In the copy, include every entry exactly but none of the images.

──────── Data in this exercise

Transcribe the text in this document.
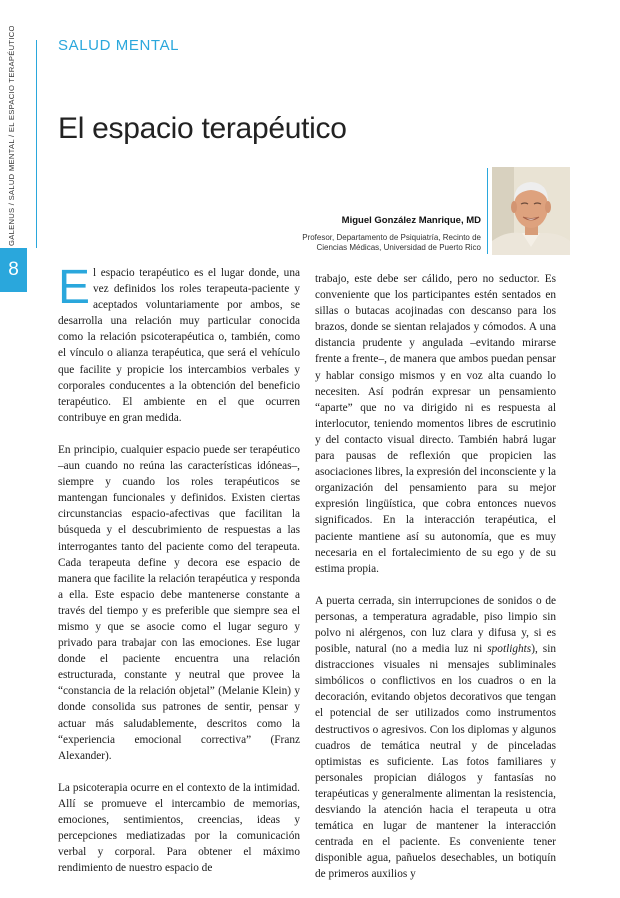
GALENUS / SALUD MENTAL / EL ESPACIO TERAPÉUTICO
8
SALUD MENTAL
El espacio terapéutico
Miguel González Manrique, MD
Profesor, Departamento de Psiquiatría, Recinto de
Ciencias Médicas, Universidad de Puerto Rico

El espacio terapéutico es el lugar donde, una vez definidos los roles terapeuta-paciente y aceptados voluntariamente por ambos, se desarrolla una relación muy particular conocida como la relación psicoterapéutica o, también, como el vínculo o alianza terapéutica, que será el vehículo que facilite y propicie los intercambios verbales y corporales conducentes a la obtención del beneficio terapéutico. El ambiente en el que ocurren contribuye en gran medida.

En principio, cualquier espacio puede ser terapéutico –aun cuando no reúna las características idóneas–, siempre y cuando los roles terapéuticos se mantengan funcionales y definidos. Existen ciertas circunstancias espacio-afectivas que facilitan la búsqueda y el descubrimiento de respuestas a las interrogantes tanto del paciente como del terapeuta. Cada terapeuta define y decora ese espacio de manera que facilite la relación terapéutica y responda a ella. Este espacio debe mantenerse constante a través del tiempo y es preferible que siempre sea el mismo y que se asocie como el lugar seguro y privado para trabajar con las emociones. Ese lugar donde el paciente encuentra una relación estructurada, constante y neutral que provee la “constancia de la relación objetal” (Melanie Klein) y donde consolida sus patrones de sentir, pensar y actuar más saludablemente, descritos como la “experiencia emocional correctiva” (Franz Alexander).

La psicoterapia ocurre en el contexto de la intimidad. Allí se promueve el intercambio de memorias, emociones, sentimientos, creencias, ideas y percepciones mediatizadas por la comunicación verbal y corporal. Para obtener el máximo rendimiento de nuestro espacio de

trabajo, este debe ser cálido, pero no seductor. Es conveniente que los participantes estén sentados en sillas o butacas acojinadas con descanso para los brazos, donde se sientan relajados y cómodos. A una distancia prudente y angulada –evitando mirarse frente a frente–, de manera que ambos puedan pensar y hablar consigo mismos y en voz alta cuando lo necesiten. Así podrán expresar un pensamiento “aparte” que no va dirigido ni es respuesta al interlocutor, teniendo momentos libres de escrutinio y del contacto visual directo. También habrá lugar para pausas de reflexión que propicien las asociaciones libres, la expresión del inconsciente y la organización del pensamiento para su mejor expresión lingüística, que cobra entonces nuevos significados. En la interacción terapéutica, el paciente mantiene así su autonomía, que es muy necesaria en el fortalecimiento de su ego y de su estima propia.

A puerta cerrada, sin interrupciones de sonidos o de personas, a temperatura agradable, piso limpio sin polvo ni alérgenos, con luz clara y difusa y, si es posible, natural (no a media luz ni spotlights), sin distracciones visuales ni mensajes subliminales simbólicos o conflictivos en los cuadros o en la decoración, evitando objetos decorativos que tengan el potencial de ser utilizados como instrumentos destructivos o agresivos. Con los diplomas y algunos cuadros de temática neutral y de pinceladas optimistas es suficiente. Las fotos familiares y personales propician diálogos y fantasías no terapéuticas y generalmente alimentan la resistencia, desviando la atención hacia el terapeuta u otra temática en lugar de mantener la interacción centrada en el paciente. Es conveniente tener disponible agua, pañuelos desechables, un botiquín de primeros auxilios y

────────────────

** Answer to this exercise **
Transcribe the text in this document.
GALENUS / SALUD MENTAL / EL ESPACIO TERAPÉUTICO
8
SALUD MENTAL
El espacio terapéutico
Miguel González Manrique, MD
Profesor, Departamento de Psiquiatría, Recinto de
Ciencias Médicas, Universidad de Puerto Rico

El espacio terapéutico es el lugar donde, una vez definidos los roles terapeuta-paciente y aceptados voluntariamente por ambos, se desarrolla una relación muy particular conocida como la relación psicoterapéutica o, también, como el vínculo o alianza terapéutica, que será el vehículo que facilite y propicie los intercambios verbales y corporales conducentes a la obtención del beneficio terapéutico. El ambiente en el que ocurren contribuye en gran medida.

En principio, cualquier espacio puede ser terapéutico –aun cuando no reúna las características idóneas–, siempre y cuando los roles terapéuticos se mantengan funcionales y definidos. Existen ciertas circunstancias espacio-afectivas que facilitan la búsqueda y el descubrimiento de respuestas a las interrogantes tanto del paciente como del terapeuta. Cada terapeuta define y decora ese espacio de manera que facilite la relación terapéutica y responda a ella. Este espacio debe mantenerse constante a través del tiempo y es preferible que siempre sea el mismo y que se asocie como el lugar seguro y privado para trabajar con las emociones. Ese lugar donde el paciente encuentra una relación estructurada, constante y neutral que provee la “constancia de la relación objetal” (Melanie Klein) y donde consolida sus patrones de sentir, pensar y actuar más saludablemente, descritos como la “experiencia emocional correctiva” (Franz Alexander).

La psicoterapia ocurre en el contexto de la intimidad. Allí se promueve el intercambio de memorias, emociones, sentimientos, creencias, ideas y percepciones mediatizadas por la comunicación verbal y corporal. Para obtener el máximo rendimiento de nuestro espacio de

trabajo, este debe ser cálido, pero no seductor. Es conveniente que los participantes estén sentados en sillas o butacas acojinadas con descanso para los brazos, donde se sientan relajados y cómodos. A una distancia prudente y angulada –evitando mirarse frente a frente–, de manera que ambos puedan pensar y hablar consigo mismos y en voz alta cuando lo necesiten. Así podrán expresar un pensamiento “aparte” que no va dirigido ni es respuesta al interlocutor, teniendo momentos libres de escrutinio y del contacto visual directo. También habrá lugar para pausas de reflexión que propicien las asociaciones libres, la expresión del inconsciente y la organización del pensamiento para su mejor expresión lingüística, que cobra entonces nuevos significados. En la interacción terapéutica, el paciente mantiene así su autonomía, que es muy necesaria en el fortalecimiento de su ego y de su estima propia.

A puerta cerrada, sin interrupciones de sonidos o de personas, a temperatura agradable, piso limpio sin polvo ni alérgenos, con luz clara y difusa y, si es posible, natural (no a media luz ni spotlights), sin distracciones visuales ni mensajes subliminales simbólicos o conflictivos en los cuadros o en la decoración, evitando objetos decorativos que tengan el potencial de ser utilizados como instrumentos destructivos o agresivos. Con los diplomas y algunos cuadros de temática neutral y de pinceladas optimistas es suficiente. Las fotos familiares y personales propician diálogos y fantasías no terapéuticas y generalmente alimentan la resistencia, desviando la atención hacia el terapeuta u otra temática en lugar de mantener la interacción centrada en el paciente. Es conveniente tener disponible agua, pañuelos desechables, un botiquín de primeros auxilios y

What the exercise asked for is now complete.